◆ **EXERCISE BRIEF**
Pick out the lines containing "screenshot".

Figure dataset records

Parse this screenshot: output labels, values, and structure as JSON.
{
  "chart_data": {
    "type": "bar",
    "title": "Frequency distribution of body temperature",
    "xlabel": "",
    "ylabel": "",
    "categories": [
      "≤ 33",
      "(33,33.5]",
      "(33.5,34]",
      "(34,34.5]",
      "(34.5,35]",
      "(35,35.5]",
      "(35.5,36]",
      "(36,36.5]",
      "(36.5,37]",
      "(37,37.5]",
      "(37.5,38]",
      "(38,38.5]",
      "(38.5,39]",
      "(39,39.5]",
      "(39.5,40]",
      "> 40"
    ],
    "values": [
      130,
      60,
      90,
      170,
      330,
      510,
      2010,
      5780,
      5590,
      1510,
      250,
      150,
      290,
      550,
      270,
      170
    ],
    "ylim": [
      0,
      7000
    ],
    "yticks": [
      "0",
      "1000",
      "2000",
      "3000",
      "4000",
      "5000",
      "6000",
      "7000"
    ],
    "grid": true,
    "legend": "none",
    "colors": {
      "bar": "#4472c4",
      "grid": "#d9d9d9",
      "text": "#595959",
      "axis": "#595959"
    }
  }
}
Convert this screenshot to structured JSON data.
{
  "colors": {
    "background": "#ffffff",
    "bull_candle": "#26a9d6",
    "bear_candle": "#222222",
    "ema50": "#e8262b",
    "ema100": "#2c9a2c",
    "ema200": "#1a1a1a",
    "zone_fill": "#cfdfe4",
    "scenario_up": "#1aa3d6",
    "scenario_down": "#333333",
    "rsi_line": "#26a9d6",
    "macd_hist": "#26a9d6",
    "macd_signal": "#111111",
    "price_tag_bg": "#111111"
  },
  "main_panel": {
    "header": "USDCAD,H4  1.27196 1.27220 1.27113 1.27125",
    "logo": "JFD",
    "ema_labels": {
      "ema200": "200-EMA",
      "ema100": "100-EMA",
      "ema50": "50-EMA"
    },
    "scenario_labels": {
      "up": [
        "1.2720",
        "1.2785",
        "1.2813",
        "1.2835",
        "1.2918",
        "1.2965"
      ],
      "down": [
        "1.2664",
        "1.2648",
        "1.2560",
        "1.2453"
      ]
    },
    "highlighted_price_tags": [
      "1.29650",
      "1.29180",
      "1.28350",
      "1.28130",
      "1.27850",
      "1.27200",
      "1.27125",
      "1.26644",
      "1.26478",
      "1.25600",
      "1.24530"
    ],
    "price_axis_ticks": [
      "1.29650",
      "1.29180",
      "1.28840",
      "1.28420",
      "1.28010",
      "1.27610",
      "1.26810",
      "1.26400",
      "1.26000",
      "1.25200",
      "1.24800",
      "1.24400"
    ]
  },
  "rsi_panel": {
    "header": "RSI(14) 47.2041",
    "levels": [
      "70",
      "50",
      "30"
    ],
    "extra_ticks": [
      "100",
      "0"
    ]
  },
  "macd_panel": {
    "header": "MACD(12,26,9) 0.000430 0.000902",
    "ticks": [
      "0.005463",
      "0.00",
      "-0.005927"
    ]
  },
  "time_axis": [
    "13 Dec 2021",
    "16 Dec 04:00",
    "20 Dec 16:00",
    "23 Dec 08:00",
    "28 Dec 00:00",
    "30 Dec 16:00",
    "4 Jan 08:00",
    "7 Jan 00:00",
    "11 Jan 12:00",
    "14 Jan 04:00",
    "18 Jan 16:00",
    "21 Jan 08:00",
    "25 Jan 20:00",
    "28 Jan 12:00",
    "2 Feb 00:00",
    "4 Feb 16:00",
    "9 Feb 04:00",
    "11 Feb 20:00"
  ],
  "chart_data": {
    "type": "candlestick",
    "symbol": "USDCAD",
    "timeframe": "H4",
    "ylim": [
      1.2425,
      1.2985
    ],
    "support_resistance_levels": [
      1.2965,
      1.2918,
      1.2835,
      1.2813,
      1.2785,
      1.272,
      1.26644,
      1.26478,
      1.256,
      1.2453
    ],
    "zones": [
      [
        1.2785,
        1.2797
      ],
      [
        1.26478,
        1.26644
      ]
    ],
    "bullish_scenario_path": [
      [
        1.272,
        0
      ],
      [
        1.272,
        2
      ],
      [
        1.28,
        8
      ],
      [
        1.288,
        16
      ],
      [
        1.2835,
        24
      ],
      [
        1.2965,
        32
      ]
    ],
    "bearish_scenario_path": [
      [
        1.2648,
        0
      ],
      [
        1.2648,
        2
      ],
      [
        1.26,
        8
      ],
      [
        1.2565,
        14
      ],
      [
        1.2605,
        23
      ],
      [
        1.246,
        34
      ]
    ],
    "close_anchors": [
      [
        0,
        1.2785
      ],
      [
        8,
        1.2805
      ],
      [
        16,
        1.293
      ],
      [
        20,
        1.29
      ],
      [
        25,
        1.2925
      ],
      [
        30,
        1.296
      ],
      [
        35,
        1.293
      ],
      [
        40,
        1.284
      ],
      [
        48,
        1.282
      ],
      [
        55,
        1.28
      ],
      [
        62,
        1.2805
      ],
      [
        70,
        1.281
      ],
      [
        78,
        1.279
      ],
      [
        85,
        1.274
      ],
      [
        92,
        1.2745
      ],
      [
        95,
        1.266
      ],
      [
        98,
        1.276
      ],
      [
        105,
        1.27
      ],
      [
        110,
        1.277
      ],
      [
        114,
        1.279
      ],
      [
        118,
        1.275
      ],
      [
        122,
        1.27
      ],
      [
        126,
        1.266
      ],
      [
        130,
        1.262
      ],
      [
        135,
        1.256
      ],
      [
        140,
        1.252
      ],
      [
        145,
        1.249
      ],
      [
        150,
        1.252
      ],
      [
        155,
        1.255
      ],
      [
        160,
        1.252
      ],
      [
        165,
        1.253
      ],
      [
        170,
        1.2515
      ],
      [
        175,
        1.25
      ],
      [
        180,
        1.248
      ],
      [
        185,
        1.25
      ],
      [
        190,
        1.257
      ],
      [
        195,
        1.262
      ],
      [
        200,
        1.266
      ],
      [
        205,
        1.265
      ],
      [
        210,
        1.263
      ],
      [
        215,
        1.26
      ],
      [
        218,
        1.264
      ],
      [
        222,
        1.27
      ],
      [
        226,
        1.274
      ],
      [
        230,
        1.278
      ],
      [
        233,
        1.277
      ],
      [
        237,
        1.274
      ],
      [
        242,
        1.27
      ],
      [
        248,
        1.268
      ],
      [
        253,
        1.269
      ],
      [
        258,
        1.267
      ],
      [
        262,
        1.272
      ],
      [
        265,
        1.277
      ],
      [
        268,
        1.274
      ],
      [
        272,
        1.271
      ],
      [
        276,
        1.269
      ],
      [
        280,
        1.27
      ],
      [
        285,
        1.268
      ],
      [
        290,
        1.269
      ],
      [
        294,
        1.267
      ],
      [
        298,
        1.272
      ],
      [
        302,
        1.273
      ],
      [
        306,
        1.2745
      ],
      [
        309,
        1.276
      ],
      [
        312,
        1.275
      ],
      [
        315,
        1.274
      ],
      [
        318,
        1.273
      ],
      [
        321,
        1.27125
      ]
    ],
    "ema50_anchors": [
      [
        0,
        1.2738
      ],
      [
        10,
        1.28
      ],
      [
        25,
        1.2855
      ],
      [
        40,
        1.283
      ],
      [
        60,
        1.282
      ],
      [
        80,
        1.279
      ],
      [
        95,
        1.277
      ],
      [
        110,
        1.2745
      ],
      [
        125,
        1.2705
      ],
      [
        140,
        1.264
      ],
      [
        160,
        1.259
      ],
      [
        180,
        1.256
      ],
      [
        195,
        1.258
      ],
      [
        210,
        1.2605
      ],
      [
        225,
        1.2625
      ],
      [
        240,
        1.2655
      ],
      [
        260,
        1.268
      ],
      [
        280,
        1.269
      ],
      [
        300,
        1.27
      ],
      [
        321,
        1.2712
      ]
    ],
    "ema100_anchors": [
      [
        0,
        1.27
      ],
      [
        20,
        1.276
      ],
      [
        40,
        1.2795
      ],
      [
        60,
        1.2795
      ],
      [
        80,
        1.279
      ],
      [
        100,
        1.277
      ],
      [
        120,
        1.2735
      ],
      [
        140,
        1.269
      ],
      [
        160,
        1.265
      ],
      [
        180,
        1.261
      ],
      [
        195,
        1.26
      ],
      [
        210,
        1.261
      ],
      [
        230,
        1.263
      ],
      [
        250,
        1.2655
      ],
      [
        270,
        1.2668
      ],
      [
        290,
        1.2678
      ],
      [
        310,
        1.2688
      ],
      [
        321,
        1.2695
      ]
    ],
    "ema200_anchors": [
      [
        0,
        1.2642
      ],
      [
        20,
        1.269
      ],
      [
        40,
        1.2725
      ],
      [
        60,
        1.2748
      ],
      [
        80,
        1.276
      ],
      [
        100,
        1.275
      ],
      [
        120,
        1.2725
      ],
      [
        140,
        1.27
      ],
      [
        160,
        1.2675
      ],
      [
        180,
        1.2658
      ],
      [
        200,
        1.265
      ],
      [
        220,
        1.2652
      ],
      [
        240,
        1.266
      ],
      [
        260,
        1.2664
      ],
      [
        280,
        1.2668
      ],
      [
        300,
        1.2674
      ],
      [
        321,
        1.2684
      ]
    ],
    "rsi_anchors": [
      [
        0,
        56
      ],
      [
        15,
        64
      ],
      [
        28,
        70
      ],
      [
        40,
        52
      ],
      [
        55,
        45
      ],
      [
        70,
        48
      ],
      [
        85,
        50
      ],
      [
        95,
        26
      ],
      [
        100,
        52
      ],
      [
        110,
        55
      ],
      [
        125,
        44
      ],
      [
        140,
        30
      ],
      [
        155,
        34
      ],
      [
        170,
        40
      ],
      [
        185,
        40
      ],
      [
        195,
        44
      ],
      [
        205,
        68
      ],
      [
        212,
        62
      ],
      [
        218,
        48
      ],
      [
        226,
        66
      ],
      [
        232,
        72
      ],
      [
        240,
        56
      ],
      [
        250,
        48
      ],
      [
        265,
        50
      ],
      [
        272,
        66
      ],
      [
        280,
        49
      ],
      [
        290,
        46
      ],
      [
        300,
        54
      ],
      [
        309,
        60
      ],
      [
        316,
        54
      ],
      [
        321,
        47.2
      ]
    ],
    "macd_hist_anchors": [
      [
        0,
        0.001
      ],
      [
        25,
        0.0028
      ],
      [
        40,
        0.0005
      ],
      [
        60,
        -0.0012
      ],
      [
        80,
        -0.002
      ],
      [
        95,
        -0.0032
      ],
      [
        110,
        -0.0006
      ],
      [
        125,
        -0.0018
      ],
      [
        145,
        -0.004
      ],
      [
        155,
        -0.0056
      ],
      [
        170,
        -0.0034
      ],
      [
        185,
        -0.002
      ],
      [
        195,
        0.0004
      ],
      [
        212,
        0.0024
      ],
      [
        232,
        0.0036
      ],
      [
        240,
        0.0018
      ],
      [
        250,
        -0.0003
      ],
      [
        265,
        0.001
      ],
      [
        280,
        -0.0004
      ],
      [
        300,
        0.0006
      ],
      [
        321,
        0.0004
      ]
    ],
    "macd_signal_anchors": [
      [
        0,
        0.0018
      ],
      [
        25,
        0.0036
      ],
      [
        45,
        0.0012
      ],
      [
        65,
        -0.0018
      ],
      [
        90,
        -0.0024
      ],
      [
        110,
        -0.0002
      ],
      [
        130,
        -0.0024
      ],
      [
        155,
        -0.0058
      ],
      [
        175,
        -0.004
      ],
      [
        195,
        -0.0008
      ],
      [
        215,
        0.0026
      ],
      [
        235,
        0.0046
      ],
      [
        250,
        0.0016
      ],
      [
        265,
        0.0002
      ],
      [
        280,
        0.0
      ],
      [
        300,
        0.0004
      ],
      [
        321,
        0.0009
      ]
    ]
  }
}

◆ **TASK RESULT**
Parse this screenshot: output labels, values, and structure as JSON.
Convert this screenshot to structured JSON data.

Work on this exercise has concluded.